--- BEGIN Data provided ---

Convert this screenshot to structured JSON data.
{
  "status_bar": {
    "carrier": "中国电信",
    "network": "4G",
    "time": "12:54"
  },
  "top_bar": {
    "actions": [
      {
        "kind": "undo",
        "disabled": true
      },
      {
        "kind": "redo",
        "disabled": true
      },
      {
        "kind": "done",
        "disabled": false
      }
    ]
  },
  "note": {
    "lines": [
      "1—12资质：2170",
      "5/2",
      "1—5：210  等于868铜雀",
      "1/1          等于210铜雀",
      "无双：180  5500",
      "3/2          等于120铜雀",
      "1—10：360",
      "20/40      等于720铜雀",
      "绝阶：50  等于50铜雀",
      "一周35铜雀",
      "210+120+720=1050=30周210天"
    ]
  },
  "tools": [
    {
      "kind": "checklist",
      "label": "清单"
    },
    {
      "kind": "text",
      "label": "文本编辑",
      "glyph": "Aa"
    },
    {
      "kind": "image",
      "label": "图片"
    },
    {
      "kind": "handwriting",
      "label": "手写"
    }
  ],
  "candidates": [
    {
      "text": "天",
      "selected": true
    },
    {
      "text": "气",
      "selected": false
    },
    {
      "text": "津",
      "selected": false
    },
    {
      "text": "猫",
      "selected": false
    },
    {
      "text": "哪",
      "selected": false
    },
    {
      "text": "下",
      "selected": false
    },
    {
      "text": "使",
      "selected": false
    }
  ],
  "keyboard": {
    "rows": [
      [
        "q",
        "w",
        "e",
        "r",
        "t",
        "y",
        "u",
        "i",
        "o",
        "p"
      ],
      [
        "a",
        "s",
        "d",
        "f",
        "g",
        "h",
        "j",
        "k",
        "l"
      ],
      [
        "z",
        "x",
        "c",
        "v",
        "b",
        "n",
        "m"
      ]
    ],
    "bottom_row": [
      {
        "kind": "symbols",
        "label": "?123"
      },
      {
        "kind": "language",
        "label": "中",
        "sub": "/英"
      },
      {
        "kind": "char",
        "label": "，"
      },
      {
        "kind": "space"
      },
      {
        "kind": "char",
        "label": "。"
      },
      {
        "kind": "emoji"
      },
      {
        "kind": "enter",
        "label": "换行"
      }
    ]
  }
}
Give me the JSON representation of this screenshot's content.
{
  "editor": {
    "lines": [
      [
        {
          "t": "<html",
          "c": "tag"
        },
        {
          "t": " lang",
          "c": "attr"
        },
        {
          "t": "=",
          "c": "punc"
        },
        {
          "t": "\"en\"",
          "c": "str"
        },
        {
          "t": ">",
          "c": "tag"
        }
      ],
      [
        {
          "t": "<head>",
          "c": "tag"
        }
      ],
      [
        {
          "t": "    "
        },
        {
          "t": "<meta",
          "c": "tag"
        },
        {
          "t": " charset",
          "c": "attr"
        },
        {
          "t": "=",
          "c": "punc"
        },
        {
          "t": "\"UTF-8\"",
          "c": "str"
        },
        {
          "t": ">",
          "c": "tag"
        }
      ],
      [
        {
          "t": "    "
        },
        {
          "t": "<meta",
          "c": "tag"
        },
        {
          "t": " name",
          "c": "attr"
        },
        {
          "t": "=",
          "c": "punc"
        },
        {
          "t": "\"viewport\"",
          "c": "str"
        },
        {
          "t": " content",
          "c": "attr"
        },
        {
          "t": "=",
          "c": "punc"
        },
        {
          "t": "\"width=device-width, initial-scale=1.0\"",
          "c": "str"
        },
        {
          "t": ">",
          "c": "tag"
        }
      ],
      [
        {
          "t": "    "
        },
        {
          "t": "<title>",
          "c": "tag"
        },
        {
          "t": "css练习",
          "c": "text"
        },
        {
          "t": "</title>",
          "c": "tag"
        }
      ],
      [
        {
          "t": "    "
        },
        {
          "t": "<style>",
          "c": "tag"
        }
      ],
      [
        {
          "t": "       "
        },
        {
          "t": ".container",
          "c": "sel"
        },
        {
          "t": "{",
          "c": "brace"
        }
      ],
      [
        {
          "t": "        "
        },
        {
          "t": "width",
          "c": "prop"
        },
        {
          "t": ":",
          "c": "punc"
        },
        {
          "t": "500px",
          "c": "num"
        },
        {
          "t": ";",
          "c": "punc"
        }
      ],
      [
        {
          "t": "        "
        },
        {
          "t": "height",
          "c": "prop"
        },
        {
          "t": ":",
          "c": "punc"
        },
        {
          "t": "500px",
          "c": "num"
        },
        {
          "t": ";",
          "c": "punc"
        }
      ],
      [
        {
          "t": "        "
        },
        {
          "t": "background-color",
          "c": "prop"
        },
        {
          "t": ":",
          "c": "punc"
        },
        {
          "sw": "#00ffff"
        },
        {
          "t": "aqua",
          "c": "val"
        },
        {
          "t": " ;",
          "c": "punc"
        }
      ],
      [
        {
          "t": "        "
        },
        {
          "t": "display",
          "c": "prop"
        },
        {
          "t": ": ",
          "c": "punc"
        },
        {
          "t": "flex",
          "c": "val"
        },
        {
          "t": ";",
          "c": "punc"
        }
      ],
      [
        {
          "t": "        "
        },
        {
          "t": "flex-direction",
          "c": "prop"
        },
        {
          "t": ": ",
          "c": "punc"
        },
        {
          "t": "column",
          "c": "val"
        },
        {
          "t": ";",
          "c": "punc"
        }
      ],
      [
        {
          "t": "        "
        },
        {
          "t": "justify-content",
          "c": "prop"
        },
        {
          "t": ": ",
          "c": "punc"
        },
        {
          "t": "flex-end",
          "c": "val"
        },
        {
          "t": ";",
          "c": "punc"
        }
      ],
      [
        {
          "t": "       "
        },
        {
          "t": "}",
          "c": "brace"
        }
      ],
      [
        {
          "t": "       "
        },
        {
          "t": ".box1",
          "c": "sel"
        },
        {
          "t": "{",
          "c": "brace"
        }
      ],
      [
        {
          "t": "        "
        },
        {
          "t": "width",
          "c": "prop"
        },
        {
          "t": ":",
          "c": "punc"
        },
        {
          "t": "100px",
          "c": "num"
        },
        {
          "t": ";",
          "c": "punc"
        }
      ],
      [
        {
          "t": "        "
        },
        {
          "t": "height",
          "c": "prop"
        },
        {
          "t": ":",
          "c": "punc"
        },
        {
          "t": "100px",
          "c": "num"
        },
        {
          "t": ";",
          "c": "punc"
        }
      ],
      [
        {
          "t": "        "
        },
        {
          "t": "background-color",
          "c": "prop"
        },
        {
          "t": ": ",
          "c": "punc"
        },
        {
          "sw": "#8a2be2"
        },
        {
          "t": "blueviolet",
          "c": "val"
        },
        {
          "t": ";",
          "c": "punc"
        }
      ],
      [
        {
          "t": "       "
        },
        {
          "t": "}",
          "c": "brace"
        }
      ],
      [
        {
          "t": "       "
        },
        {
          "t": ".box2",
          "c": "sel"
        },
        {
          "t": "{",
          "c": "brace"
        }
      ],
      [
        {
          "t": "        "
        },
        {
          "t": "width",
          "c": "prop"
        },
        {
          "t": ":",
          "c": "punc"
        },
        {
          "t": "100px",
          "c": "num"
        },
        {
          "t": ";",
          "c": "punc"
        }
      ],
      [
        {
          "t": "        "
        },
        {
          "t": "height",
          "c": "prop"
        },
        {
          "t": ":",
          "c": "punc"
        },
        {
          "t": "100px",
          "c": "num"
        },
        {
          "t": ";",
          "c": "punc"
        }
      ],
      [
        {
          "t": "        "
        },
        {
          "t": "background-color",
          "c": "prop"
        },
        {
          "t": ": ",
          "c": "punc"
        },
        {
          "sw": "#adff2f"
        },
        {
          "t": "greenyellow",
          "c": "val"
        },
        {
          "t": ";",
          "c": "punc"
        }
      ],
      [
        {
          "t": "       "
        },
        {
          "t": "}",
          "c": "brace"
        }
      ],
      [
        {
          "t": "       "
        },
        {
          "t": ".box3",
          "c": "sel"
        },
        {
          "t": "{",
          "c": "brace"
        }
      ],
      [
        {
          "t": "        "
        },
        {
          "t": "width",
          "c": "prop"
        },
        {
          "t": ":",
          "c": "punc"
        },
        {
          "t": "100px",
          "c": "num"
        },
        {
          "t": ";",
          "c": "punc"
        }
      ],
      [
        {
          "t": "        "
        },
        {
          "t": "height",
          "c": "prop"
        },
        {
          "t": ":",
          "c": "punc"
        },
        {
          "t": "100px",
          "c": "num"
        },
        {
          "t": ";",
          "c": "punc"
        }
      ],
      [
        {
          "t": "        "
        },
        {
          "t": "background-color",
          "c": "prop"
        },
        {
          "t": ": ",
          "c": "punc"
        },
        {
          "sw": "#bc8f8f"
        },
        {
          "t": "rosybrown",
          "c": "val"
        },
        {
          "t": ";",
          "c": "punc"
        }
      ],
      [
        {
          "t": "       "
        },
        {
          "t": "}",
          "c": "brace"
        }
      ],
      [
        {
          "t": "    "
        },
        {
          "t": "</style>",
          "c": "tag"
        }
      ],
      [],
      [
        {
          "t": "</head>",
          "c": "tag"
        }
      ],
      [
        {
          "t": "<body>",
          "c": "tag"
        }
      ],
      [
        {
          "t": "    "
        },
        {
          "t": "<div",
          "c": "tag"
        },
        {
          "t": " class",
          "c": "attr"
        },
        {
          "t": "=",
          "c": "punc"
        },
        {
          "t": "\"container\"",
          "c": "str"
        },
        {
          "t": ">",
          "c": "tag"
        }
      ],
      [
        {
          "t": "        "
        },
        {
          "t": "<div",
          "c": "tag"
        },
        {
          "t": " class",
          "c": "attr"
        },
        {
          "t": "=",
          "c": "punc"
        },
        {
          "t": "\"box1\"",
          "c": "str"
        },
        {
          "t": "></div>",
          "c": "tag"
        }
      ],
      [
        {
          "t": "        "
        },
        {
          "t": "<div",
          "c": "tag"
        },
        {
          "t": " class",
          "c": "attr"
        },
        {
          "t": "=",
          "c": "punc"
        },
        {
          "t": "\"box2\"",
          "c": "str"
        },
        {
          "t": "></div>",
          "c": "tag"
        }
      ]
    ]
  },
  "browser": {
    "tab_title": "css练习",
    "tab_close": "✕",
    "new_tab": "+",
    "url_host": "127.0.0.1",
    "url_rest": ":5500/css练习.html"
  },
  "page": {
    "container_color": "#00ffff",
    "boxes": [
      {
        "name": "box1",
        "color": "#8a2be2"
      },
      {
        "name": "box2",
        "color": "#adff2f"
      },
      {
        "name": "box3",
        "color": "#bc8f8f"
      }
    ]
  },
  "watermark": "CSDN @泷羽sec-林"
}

--- END Data provided ---

*Exercise instructions*. Select every line in the records above that contains the word "screenshot".

*Correct response*.
Convert this screenshot to structured JSON data.
Give me the JSON representation of this screenshot's content.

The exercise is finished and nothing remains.